— begin Records for the task —

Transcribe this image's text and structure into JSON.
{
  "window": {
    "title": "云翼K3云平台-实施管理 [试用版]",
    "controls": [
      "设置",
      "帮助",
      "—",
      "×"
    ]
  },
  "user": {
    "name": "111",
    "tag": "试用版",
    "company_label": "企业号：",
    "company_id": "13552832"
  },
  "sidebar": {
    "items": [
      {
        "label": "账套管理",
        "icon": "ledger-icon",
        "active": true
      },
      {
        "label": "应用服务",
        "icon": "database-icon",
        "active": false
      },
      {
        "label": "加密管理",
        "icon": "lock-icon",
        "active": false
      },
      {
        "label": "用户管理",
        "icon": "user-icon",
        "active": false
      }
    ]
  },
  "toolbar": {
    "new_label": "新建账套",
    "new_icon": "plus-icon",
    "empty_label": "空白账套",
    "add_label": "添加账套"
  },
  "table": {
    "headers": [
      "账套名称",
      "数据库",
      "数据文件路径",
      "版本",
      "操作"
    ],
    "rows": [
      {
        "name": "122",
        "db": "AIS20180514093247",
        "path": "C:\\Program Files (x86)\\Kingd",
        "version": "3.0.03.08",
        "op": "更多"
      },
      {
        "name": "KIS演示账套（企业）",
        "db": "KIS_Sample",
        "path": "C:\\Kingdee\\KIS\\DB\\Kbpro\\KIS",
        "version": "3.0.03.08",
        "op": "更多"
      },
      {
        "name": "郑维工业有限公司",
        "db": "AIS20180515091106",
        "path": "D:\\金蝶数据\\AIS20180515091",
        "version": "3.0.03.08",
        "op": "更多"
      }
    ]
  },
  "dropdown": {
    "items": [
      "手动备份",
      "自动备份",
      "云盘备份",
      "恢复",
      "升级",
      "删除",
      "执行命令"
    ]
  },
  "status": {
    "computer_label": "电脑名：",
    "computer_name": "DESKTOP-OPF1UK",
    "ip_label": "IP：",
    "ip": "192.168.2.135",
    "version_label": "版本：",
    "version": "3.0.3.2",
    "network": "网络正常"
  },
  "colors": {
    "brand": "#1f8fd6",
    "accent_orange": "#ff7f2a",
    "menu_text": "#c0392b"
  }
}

— end Records for the task —

## Task instructions
Above are the records; retype them all without a single difference.

## Result for this task
Transcribe this image's text and structure into JSON.
{
  "window": {
    "title": "云翼K3云平台-实施管理 [试用版]",
    "controls": [
      "设置",
      "帮助",
      "—",
      "×"
    ]
  },
  "user": {
    "name": "111",
    "tag": "试用版",
    "company_label": "企业号：",
    "company_id": "13552832"
  },
  "sidebar": {
    "items": [
      {
        "label": "账套管理",
        "icon": "ledger-icon",
        "active": true
      },
      {
        "label": "应用服务",
        "icon": "database-icon",
        "active": false
      },
      {
        "label": "加密管理",
        "icon": "lock-icon",
        "active": false
      },
      {
        "label": "用户管理",
        "icon": "user-icon",
        "active": false
      }
    ]
  },
  "toolbar": {
    "new_label": "新建账套",
    "new_icon": "plus-icon",
    "empty_label": "空白账套",
    "add_label": "添加账套"
  },
  "table": {
    "headers": [
      "账套名称",
      "数据库",
      "数据文件路径",
      "版本",
      "操作"
    ],
    "rows": [
      {
        "name": "122",
        "db": "AIS20180514093247",
        "path": "C:\\Program Files (x86)\\Kingd",
        "version": "3.0.03.08",
        "op": "更多"
      },
      {
        "name": "KIS演示账套（企业）",
        "db": "KIS_Sample",
        "path": "C:\\Kingdee\\KIS\\DB\\Kbpro\\KIS",
        "version": "3.0.03.08",
        "op": "更多"
      },
      {
        "name": "郑维工业有限公司",
        "db": "AIS20180515091106",
        "path": "D:\\金蝶数据\\AIS20180515091",
        "version": "3.0.03.08",
        "op": "更多"
      }
    ]
  },
  "dropdown": {
    "items": [
      "手动备份",
      "自动备份",
      "云盘备份",
      "恢复",
      "升级",
      "删除",
      "执行命令"
    ]
  },
  "status": {
    "computer_label": "电脑名：",
    "computer_name": "DESKTOP-OPF1UK",
    "ip_label": "IP：",
    "ip": "192.168.2.135",
    "version_label": "版本：",
    "version": "3.0.3.2",
    "network": "网络正常"
  },
  "colors": {
    "brand": "#1f8fd6",
    "accent_orange": "#ff7f2a",
    "menu_text": "#c0392b"
  }
}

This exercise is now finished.